* GIVEN EXERCISE *
Quote every line below exactly and skip any picture.

* Data items *
* Start *

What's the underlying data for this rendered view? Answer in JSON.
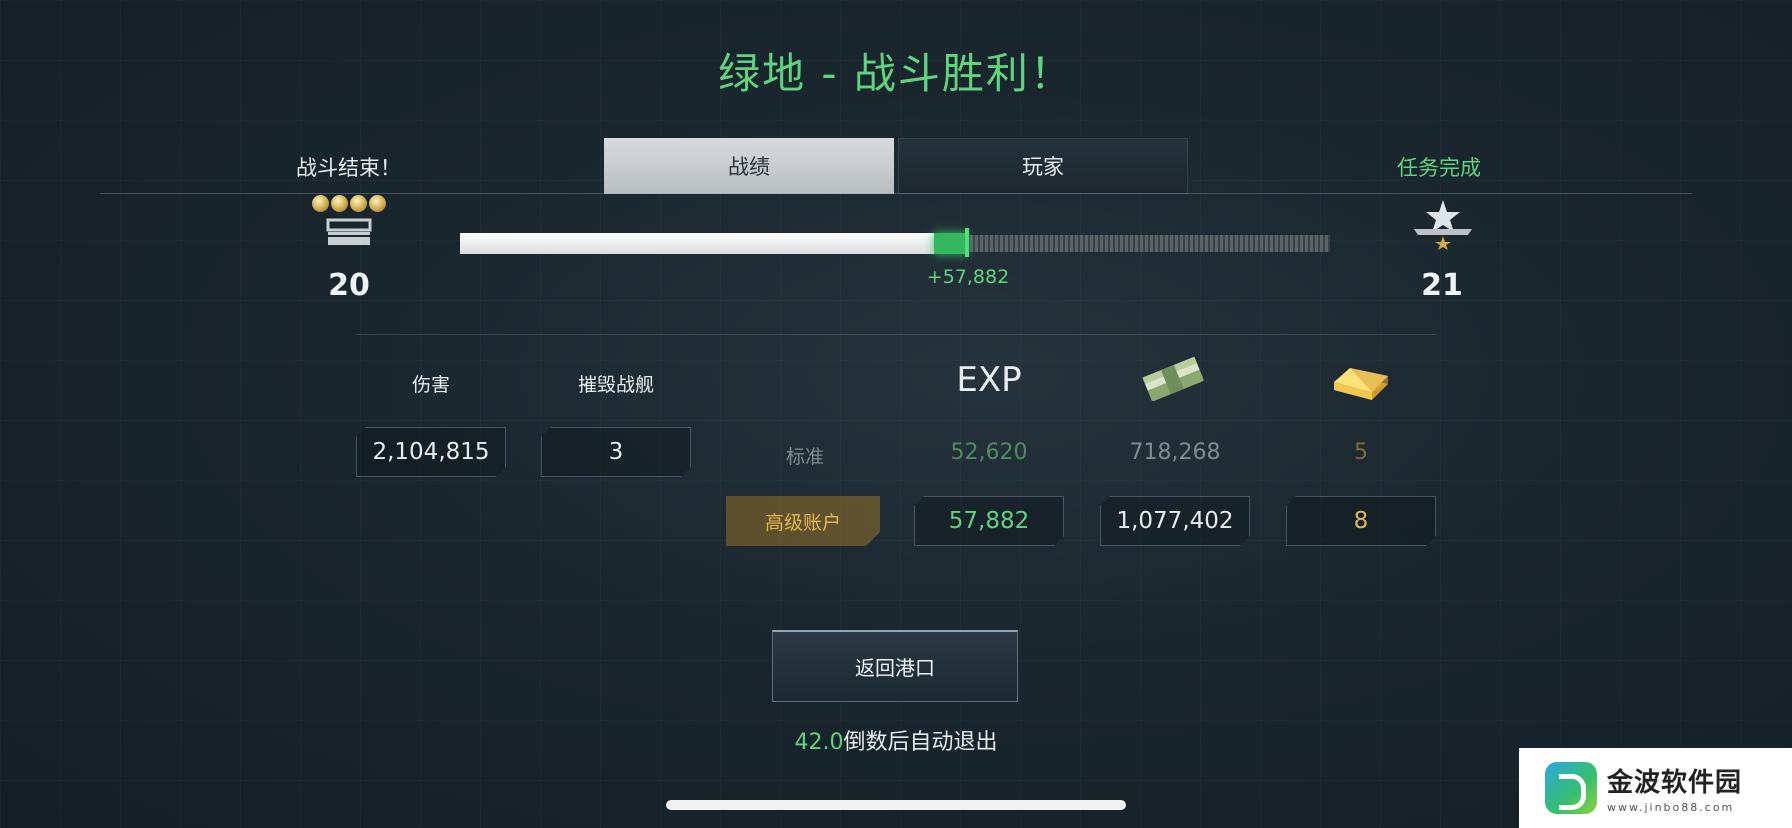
{
  "header": {
    "title": "绿地 - 战斗胜利！"
  },
  "left_label": "战斗结束！",
  "right_label": "任务完成",
  "tabs": [
    {
      "label": "战绩",
      "active": true
    },
    {
      "label": "玩家",
      "active": false
    }
  ],
  "rank": {
    "current": "20",
    "next": "21"
  },
  "progress": {
    "base_fraction": 0.545,
    "gain_fraction": 0.038,
    "gain_text": "+57,882"
  },
  "stats": {
    "damage_label": "伤害",
    "damage_value": "2,104,815",
    "destroyed_label": "摧毁战舰",
    "destroyed_value": "3"
  },
  "rewards": {
    "exp_header": "EXP",
    "standard_label": "标准",
    "standard": {
      "exp": "52,620",
      "money": "718,268",
      "gold": "5"
    },
    "premium_label": "高级账户",
    "premium": {
      "exp": "57,882",
      "money": "1,077,402",
      "gold": "8"
    }
  },
  "return_button": "返回港口",
  "countdown": {
    "seconds": "42.0",
    "suffix": "倒数后自动退出"
  },
  "watermark": {
    "name": "金波软件园",
    "url": "www.jinbo88.com"
  },
  "colors": {
    "accent_green": "#5fd47e",
    "premium_gold": "#e3b94a"
  }
}
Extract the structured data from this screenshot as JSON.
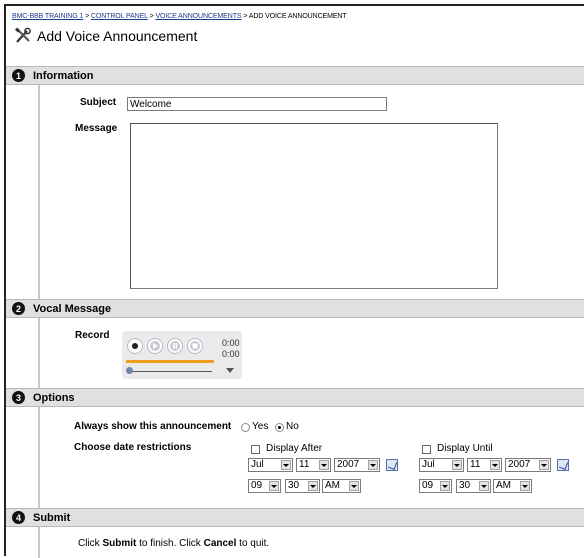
{
  "breadcrumb": {
    "items": [
      "BMC-BBB TRAINING 1",
      "CONTROL PANEL",
      "VOICE ANNOUNCEMENTS"
    ],
    "current": "ADD VOICE ANNOUNCEMENT",
    "separator": ">"
  },
  "page_title": "Add Voice Announcement",
  "sections": [
    {
      "number": "1",
      "title": "Information"
    },
    {
      "number": "2",
      "title": "Vocal Message"
    },
    {
      "number": "3",
      "title": "Options"
    },
    {
      "number": "4",
      "title": "Submit"
    }
  ],
  "information": {
    "subject_label": "Subject",
    "subject_value": "Welcome",
    "message_label": "Message",
    "message_value": ""
  },
  "vocal": {
    "record_label": "Record",
    "time_elapsed": "0:00",
    "time_total": "0:00",
    "progress": 0
  },
  "options": {
    "always_label": "Always show this announcement",
    "yes_label": "Yes",
    "no_label": "No",
    "selected": "No",
    "date_label": "Choose date restrictions",
    "display_after": {
      "label": "Display After",
      "checked": false,
      "month": "Jul",
      "day": "11",
      "year": "2007",
      "hour": "09",
      "minute": "30",
      "ampm": "AM"
    },
    "display_until": {
      "label": "Display Until",
      "checked": false,
      "month": "Jul",
      "day": "11",
      "year": "2007",
      "hour": "09",
      "minute": "30",
      "ampm": "AM"
    }
  },
  "submit": {
    "p1": "Click ",
    "submit_word": "Submit",
    "p2": " to finish. Click ",
    "cancel_word": "Cancel",
    "p3": " to quit."
  },
  "colors": {
    "section_bar": "#e0e0e0",
    "link": "#1a3d8c",
    "recorder_progress": "#f0a020"
  },
  "icons": {
    "title": "tools-icon",
    "record": "record-icon",
    "play": "play-icon",
    "pause": "pause-icon",
    "stop": "stop-icon",
    "calendar": "calendar-icon"
  }
}
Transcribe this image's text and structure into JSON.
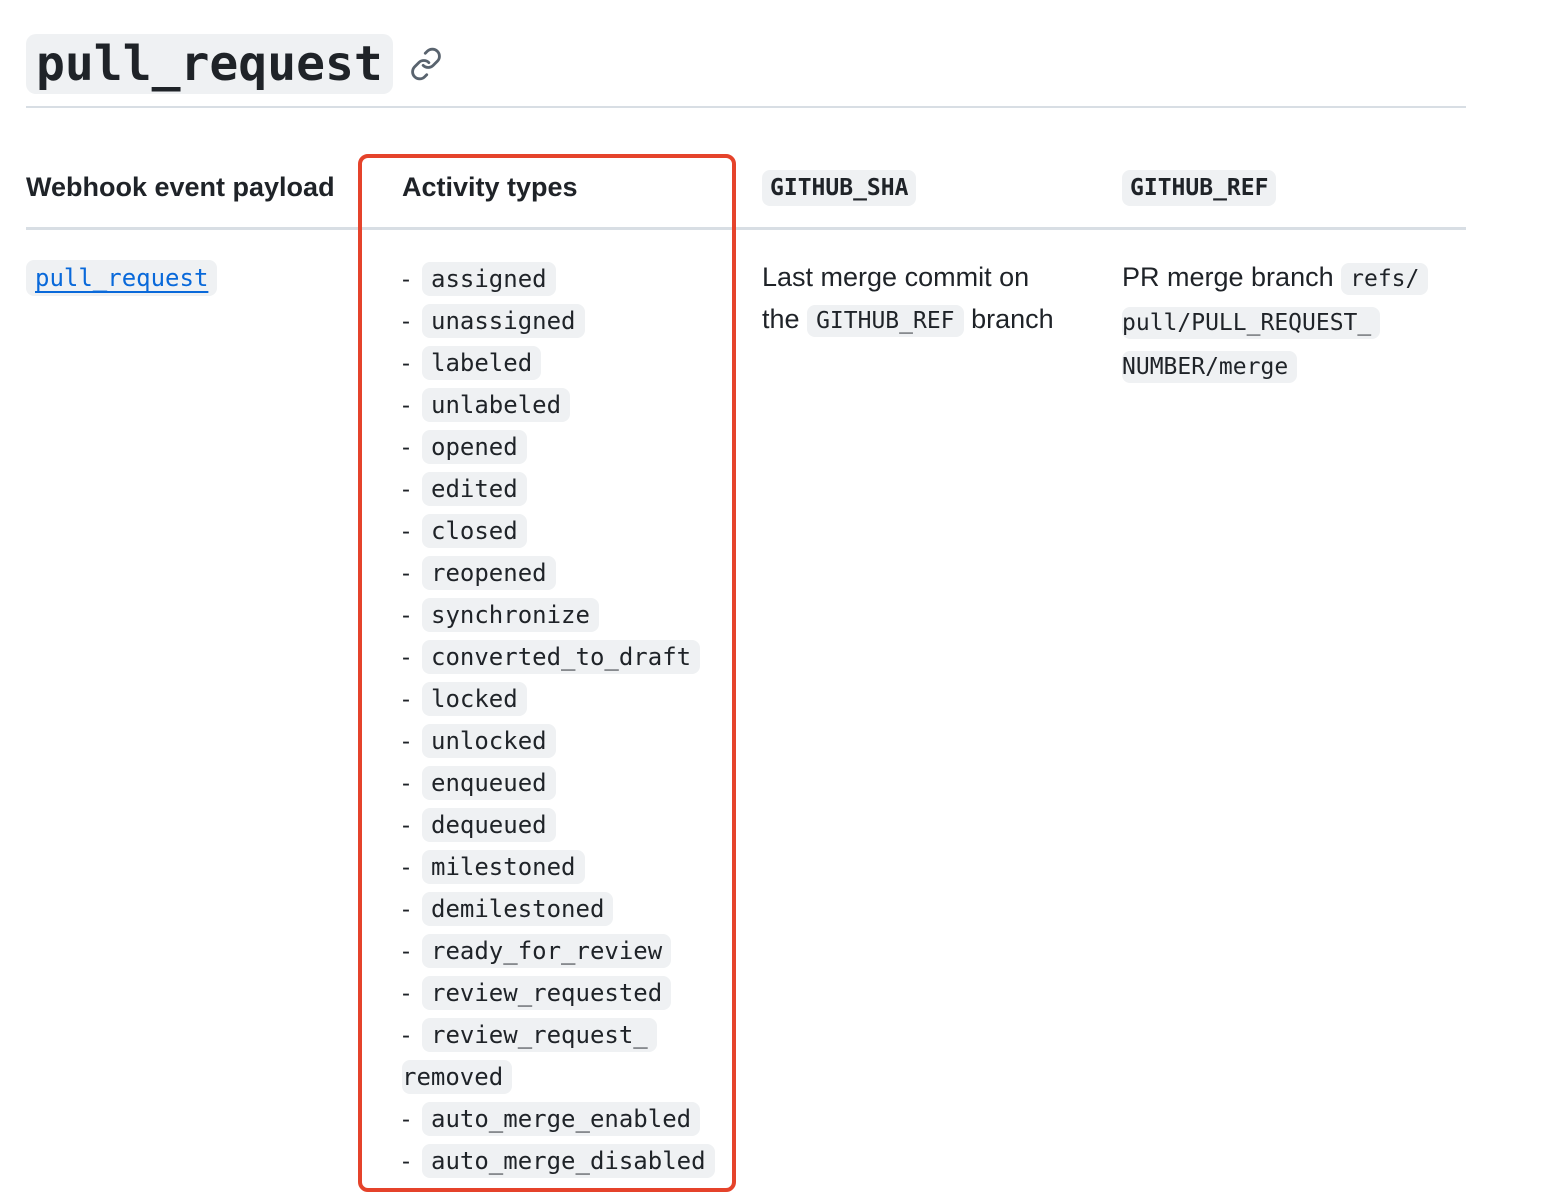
{
  "heading": {
    "title": "pull_request",
    "anchor_icon": "link-icon"
  },
  "table": {
    "headers": {
      "payload": "Webhook event payload",
      "activity": "Activity types",
      "sha": "GITHUB_SHA",
      "ref": "GITHUB_REF"
    },
    "row": {
      "payload_link": "pull_request",
      "activity_types": [
        "assigned",
        "unassigned",
        "labeled",
        "unlabeled",
        "opened",
        "edited",
        "closed",
        "reopened",
        "synchronize",
        "converted_to_draft",
        "locked",
        "unlocked",
        "enqueued",
        "dequeued",
        "milestoned",
        "demilestoned",
        "ready_for_review",
        "review_requested",
        "review_request_removed",
        "auto_merge_enabled",
        "auto_merge_disabled"
      ],
      "activity_dash": "-",
      "sha": {
        "text_1": "Last merge commit on",
        "text_2": "the",
        "code": "GITHUB_REF",
        "text_3": "branch"
      },
      "ref": {
        "text": "PR merge branch",
        "code": "refs/pull/PULL_REQUEST_NUMBER/merge"
      }
    }
  },
  "colors": {
    "highlight_border": "#e5432b",
    "link": "#0969da",
    "code_bg": "#eff1f3"
  }
}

* End *

* ANSWER TO THE TASK *
What's the underlying data for this rendered view? Answer in JSON.
{
  "header": {
    "title": "绿地 - 战斗胜利！"
  },
  "left_label": "战斗结束！",
  "right_label": "任务完成",
  "tabs": [
    {
      "label": "战绩",
      "active": true
    },
    {
      "label": "玩家",
      "active": false
    }
  ],
  "rank": {
    "current": "20",
    "next": "21"
  },
  "progress": {
    "base_fraction": 0.545,
    "gain_fraction": 0.038,
    "gain_text": "+57,882"
  },
  "stats": {
    "damage_label": "伤害",
    "damage_value": "2,104,815",
    "destroyed_label": "摧毁战舰",
    "destroyed_value": "3"
  },
  "rewards": {
    "exp_header": "EXP",
    "standard_label": "标准",
    "standard": {
      "exp": "52,620",
      "money": "718,268",
      "gold": "5"
    },
    "premium_label": "高级账户",
    "premium": {
      "exp": "57,882",
      "money": "1,077,402",
      "gold": "8"
    }
  },
  "return_button": "返回港口",
  "countdown": {
    "seconds": "42.0",
    "suffix": "倒数后自动退出"
  },
  "watermark": {
    "name": "金波软件园",
    "url": "www.jinbo88.com"
  },
  "colors": {
    "accent_green": "#5fd47e",
    "premium_gold": "#e3b94a"
  }
}
Extract the structured data from this screenshot as JSON.
{
  "breadcrumb": {
    "items": [
      "BMC-BBB TRAINING 1",
      "CONTROL PANEL",
      "VOICE ANNOUNCEMENTS"
    ],
    "current": "ADD VOICE ANNOUNCEMENT",
    "separator": ">"
  },
  "page_title": "Add Voice Announcement",
  "sections": [
    {
      "number": "1",
      "title": "Information"
    },
    {
      "number": "2",
      "title": "Vocal Message"
    },
    {
      "number": "3",
      "title": "Options"
    },
    {
      "number": "4",
      "title": "Submit"
    }
  ],
  "information": {
    "subject_label": "Subject",
    "subject_value": "Welcome",
    "message_label": "Message",
    "message_value": ""
  },
  "vocal": {
    "record_label": "Record",
    "time_elapsed": "0:00",
    "time_total": "0:00",
    "progress": 0
  },
  "options": {
    "always_label": "Always show this announcement",
    "yes_label": "Yes",
    "no_label": "No",
    "selected": "No",
    "date_label": "Choose date restrictions",
    "display_after": {
      "label": "Display After",
      "checked": false,
      "month": "Jul",
      "day": "11",
      "year": "2007",
      "hour": "09",
      "minute": "30",
      "ampm": "AM"
    },
    "display_until": {
      "label": "Display Until",
      "checked": false,
      "month": "Jul",
      "day": "11",
      "year": "2007",
      "hour": "09",
      "minute": "30",
      "ampm": "AM"
    }
  },
  "submit": {
    "p1": "Click ",
    "submit_word": "Submit",
    "p2": " to finish. Click ",
    "cancel_word": "Cancel",
    "p3": " to quit."
  },
  "colors": {
    "section_bar": "#e0e0e0",
    "link": "#1a3d8c",
    "recorder_progress": "#f0a020"
  },
  "icons": {
    "title": "tools-icon",
    "record": "record-icon",
    "play": "play-icon",
    "pause": "pause-icon",
    "stop": "stop-icon",
    "calendar": "calendar-icon"
  }
}
Transcribe this image's text and structure into JSON.
{
  "heading": {
    "title": "pull_request",
    "anchor_icon": "link-icon"
  },
  "table": {
    "headers": {
      "payload": "Webhook event payload",
      "activity": "Activity types",
      "sha": "GITHUB_SHA",
      "ref": "GITHUB_REF"
    },
    "row": {
      "payload_link": "pull_request",
      "activity_types": [
        "assigned",
        "unassigned",
        "labeled",
        "unlabeled",
        "opened",
        "edited",
        "closed",
        "reopened",
        "synchronize",
        "converted_to_draft",
        "locked",
        "unlocked",
        "enqueued",
        "dequeued",
        "milestoned",
        "demilestoned",
        "ready_for_review",
        "review_requested",
        "review_request_removed",
        "auto_merge_enabled",
        "auto_merge_disabled"
      ],
      "activity_dash": "-",
      "sha": {
        "text_1": "Last merge commit on",
        "text_2": "the",
        "code": "GITHUB_REF",
        "text_3": "branch"
      },
      "ref": {
        "text": "PR merge branch",
        "code": "refs/pull/PULL_REQUEST_NUMBER/merge"
      }
    }
  },
  "colors": {
    "highlight_border": "#e5432b",
    "link": "#0969da",
    "code_bg": "#eff1f3"
  }
}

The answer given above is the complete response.